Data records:
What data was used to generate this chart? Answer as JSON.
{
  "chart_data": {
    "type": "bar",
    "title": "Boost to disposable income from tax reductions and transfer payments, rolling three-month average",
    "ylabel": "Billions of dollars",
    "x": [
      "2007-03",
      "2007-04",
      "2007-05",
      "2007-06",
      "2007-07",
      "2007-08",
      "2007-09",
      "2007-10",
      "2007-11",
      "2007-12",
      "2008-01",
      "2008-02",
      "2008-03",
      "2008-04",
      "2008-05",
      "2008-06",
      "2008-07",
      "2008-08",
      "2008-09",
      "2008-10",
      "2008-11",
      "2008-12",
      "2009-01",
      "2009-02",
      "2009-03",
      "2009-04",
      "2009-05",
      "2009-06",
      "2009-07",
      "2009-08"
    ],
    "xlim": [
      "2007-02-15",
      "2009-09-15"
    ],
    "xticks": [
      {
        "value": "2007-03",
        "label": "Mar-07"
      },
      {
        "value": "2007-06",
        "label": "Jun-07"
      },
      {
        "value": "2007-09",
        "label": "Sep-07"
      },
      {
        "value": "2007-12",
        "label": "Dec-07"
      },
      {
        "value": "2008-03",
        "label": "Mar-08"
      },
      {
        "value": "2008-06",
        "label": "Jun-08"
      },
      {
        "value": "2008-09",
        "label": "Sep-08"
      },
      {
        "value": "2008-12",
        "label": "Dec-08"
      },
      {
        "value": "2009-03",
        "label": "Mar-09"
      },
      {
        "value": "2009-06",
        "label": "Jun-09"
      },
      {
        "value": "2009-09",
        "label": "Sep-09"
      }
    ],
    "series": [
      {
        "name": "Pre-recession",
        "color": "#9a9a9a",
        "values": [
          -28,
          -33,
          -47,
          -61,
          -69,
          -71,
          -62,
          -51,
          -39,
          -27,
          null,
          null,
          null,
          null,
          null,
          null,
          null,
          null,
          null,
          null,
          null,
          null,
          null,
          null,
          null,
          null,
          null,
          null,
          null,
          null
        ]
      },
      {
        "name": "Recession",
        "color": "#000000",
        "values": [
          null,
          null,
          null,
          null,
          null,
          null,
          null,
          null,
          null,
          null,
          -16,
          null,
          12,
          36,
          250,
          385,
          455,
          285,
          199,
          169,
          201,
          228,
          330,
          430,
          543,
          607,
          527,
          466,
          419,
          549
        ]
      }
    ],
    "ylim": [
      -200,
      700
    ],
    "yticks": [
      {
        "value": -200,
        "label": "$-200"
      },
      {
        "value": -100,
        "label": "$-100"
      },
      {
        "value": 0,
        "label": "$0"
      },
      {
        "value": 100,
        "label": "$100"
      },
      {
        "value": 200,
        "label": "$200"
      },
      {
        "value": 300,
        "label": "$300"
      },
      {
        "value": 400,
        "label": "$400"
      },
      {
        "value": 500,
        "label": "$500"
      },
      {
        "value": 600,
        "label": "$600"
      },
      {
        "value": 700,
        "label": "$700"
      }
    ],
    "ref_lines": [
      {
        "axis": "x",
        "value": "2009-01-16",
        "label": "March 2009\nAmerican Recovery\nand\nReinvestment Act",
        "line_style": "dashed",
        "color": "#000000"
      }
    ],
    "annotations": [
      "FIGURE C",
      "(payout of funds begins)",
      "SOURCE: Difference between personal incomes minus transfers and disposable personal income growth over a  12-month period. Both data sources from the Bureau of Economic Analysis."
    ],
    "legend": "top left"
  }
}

**WRITTEN REQUEST:**
Scan the material and collect every line that contains "income".

**TASK ANSWER:**
    "title": "Boost to disposable income from tax reductions and transfer payments, rolling three-month average",
      "SOURCE: Difference between personal incomes minus transfers and disposable personal income growth over a  12-month period. Both data sources from the Bureau of Economic Analysis."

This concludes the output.